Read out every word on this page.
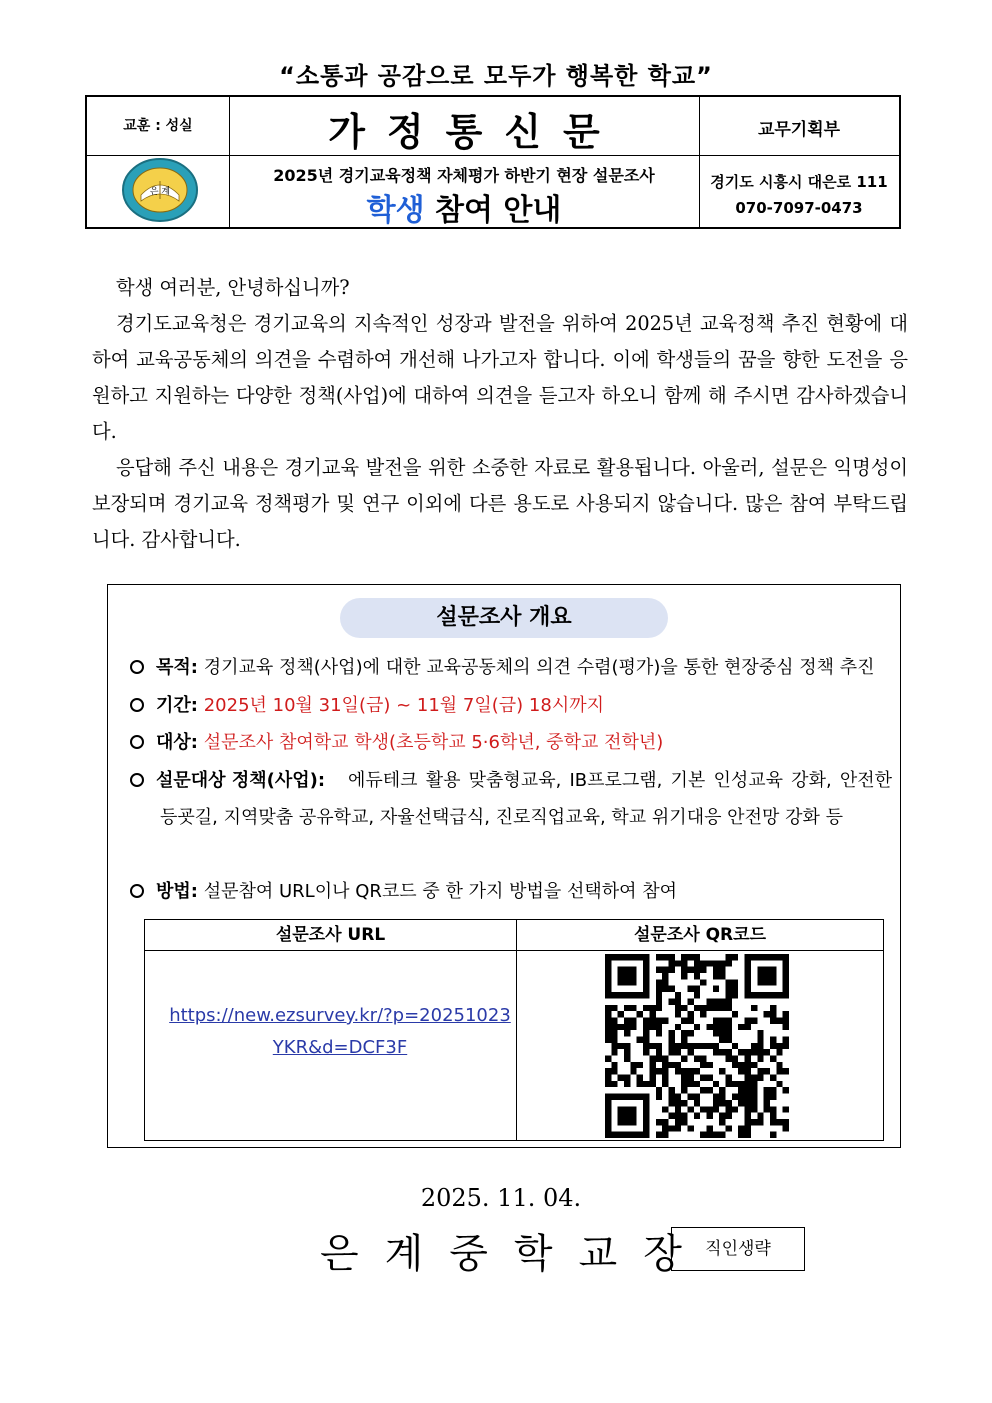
“소통과 공감으로 모두가 행복한 학교”
교훈 : 성실
은 계
가정통신문
2025년 경기교육정책 자체평가 하반기 현장 설문조사
학생 참여 안내
교무기획부
경기도 시흥시 대은로 111
070-7097-0473

학생 여러분, 안녕하십니까?

경기도교육청은 경기교육의 지속적인 성장과 발전을 위하여 2025년 교육정책 추진 현황에 대하여 교육공동체의 의견을 수렴하여 개선해 나가고자 합니다. 이에 학생들의 꿈을 향한 도전을 응원하고 지원하는 다양한 정책(사업)에 대하여 의견을 듣고자 하오니 함께 해 주시면 감사하겠습니다.

응답해 주신 내용은 경기교육 발전을 위한 소중한 자료로 활용됩니다. 아울러, 설문은 익명성이 보장되며 경기교육 정책평가 및 연구 이외에 다른 용도로 사용되지 않습니다. 많은 참여 부탁드립니다. 감사합니다.

설문조사 개요
목적: 경기교육 정책(사업)에 대한 교육공동체의 의견 수렴(평가)을 통한 현장중심 정책 추진
기간: 2025년 10월 31일(금) ~ 11월 7일(금) 18시까지
대상: 설문조사 참여학교 학생(초등학교 5·6학년, 중학교 전학년)
설문대상 정책(사업):	에듀테크 활용 맞춤형교육, IB프로그램, 기본 인성교육 강화, 안전한 등굣길, 지역맞춤 공유학교, 자율선택급식, 진로직업교육, 학교 위기대응 안전망 강화 등
방법: 설문참여 URL이나 QR코드 중 한 가지 방법을 선택하여 참여
설문조사 URL	설문조사 QR코드
https://new.ezsurvey.kr/?p=20251023YKR&d=DCF3F
2025. 11. 04.
은계중학교장
직인생략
========
◆ Written exercise ◆
Do not include the images; transcribe the rest of the listing exactly.

◆ Written response ◆
Read out every word on this page.
“소통과 공감으로 모두가 행복한 학교”
교훈 : 성실
은 계
가정통신문
2025년 경기교육정책 자체평가 하반기 현장 설문조사
학생 참여 안내
교무기획부
경기도 시흥시 대은로 111
070-7097-0473

학생 여러분, 안녕하십니까?

경기도교육청은 경기교육의 지속적인 성장과 발전을 위하여 2025년 교육정책 추진 현황에 대하여 교육공동체의 의견을 수렴하여 개선해 나가고자 합니다. 이에 학생들의 꿈을 향한 도전을 응원하고 지원하는 다양한 정책(사업)에 대하여 의견을 듣고자 하오니 함께 해 주시면 감사하겠습니다.

응답해 주신 내용은 경기교육 발전을 위한 소중한 자료로 활용됩니다. 아울러, 설문은 익명성이 보장되며 경기교육 정책평가 및 연구 이외에 다른 용도로 사용되지 않습니다. 많은 참여 부탁드립니다. 감사합니다.

설문조사 개요
목적: 경기교육 정책(사업)에 대한 교육공동체의 의견 수렴(평가)을 통한 현장중심 정책 추진
기간: 2025년 10월 31일(금) ~ 11월 7일(금) 18시까지
대상: 설문조사 참여학교 학생(초등학교 5·6학년, 중학교 전학년)
설문대상 정책(사업):	에듀테크 활용 맞춤형교육, IB프로그램, 기본 인성교육 강화, 안전한 등굣길, 지역맞춤 공유학교, 자율선택급식, 진로직업교육, 학교 위기대응 안전망 강화 등
방법: 설문참여 URL이나 QR코드 중 한 가지 방법을 선택하여 참여
설문조사 URL	설문조사 QR코드
https://new.ezsurvey.kr/?p=20251023YKR&d=DCF3F
2025. 11. 04.
은계중학교장
직인생략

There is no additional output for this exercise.